_What is expected_
Type out the records that follow, exactly as given.

_Exercise data_
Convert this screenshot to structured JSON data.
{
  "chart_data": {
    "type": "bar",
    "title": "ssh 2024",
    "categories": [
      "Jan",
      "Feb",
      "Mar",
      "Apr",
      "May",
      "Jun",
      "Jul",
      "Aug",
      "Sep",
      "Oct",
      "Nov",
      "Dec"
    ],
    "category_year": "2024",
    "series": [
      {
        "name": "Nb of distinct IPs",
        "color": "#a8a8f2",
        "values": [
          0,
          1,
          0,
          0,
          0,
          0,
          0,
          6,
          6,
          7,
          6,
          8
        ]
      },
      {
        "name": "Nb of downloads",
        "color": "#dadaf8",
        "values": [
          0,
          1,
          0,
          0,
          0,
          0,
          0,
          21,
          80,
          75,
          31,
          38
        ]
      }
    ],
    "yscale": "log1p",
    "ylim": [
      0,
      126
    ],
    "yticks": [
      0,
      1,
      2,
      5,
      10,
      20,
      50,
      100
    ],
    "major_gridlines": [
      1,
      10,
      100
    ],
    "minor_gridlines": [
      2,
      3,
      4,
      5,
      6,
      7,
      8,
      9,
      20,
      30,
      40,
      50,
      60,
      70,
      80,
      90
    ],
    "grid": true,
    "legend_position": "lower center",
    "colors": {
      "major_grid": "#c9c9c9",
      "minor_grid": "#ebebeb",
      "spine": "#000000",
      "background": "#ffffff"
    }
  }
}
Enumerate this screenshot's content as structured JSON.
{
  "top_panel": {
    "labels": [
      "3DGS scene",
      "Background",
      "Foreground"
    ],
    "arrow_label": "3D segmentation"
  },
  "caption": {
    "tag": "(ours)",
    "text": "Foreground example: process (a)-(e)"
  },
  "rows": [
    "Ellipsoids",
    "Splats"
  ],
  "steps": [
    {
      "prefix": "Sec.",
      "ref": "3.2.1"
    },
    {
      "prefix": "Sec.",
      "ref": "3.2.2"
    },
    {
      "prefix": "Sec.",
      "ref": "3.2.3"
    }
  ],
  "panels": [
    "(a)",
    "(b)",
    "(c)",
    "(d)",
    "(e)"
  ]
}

_Written answer_
Convert this screenshot to structured JSON data.
{
  "chart_data": {
    "type": "bar",
    "title": "ssh 2024",
    "categories": [
      "Jan",
      "Feb",
      "Mar",
      "Apr",
      "May",
      "Jun",
      "Jul",
      "Aug",
      "Sep",
      "Oct",
      "Nov",
      "Dec"
    ],
    "category_year": "2024",
    "series": [
      {
        "name": "Nb of distinct IPs",
        "color": "#a8a8f2",
        "values": [
          0,
          1,
          0,
          0,
          0,
          0,
          0,
          6,
          6,
          7,
          6,
          8
        ]
      },
      {
        "name": "Nb of downloads",
        "color": "#dadaf8",
        "values": [
          0,
          1,
          0,
          0,
          0,
          0,
          0,
          21,
          80,
          75,
          31,
          38
        ]
      }
    ],
    "yscale": "log1p",
    "ylim": [
      0,
      126
    ],
    "yticks": [
      0,
      1,
      2,
      5,
      10,
      20,
      50,
      100
    ],
    "major_gridlines": [
      1,
      10,
      100
    ],
    "minor_gridlines": [
      2,
      3,
      4,
      5,
      6,
      7,
      8,
      9,
      20,
      30,
      40,
      50,
      60,
      70,
      80,
      90
    ],
    "grid": true,
    "legend_position": "lower center",
    "colors": {
      "major_grid": "#c9c9c9",
      "minor_grid": "#ebebeb",
      "spine": "#000000",
      "background": "#ffffff"
    }
  }
}
Enumerate this screenshot's content as structured JSON.
{
  "top_panel": {
    "labels": [
      "3DGS scene",
      "Background",
      "Foreground"
    ],
    "arrow_label": "3D segmentation"
  },
  "caption": {
    "tag": "(ours)",
    "text": "Foreground example: process (a)-(e)"
  },
  "rows": [
    "Ellipsoids",
    "Splats"
  ],
  "steps": [
    {
      "prefix": "Sec.",
      "ref": "3.2.1"
    },
    {
      "prefix": "Sec.",
      "ref": "3.2.2"
    },
    {
      "prefix": "Sec.",
      "ref": "3.2.3"
    }
  ],
  "panels": [
    "(a)",
    "(b)",
    "(c)",
    "(d)",
    "(e)"
  ]
}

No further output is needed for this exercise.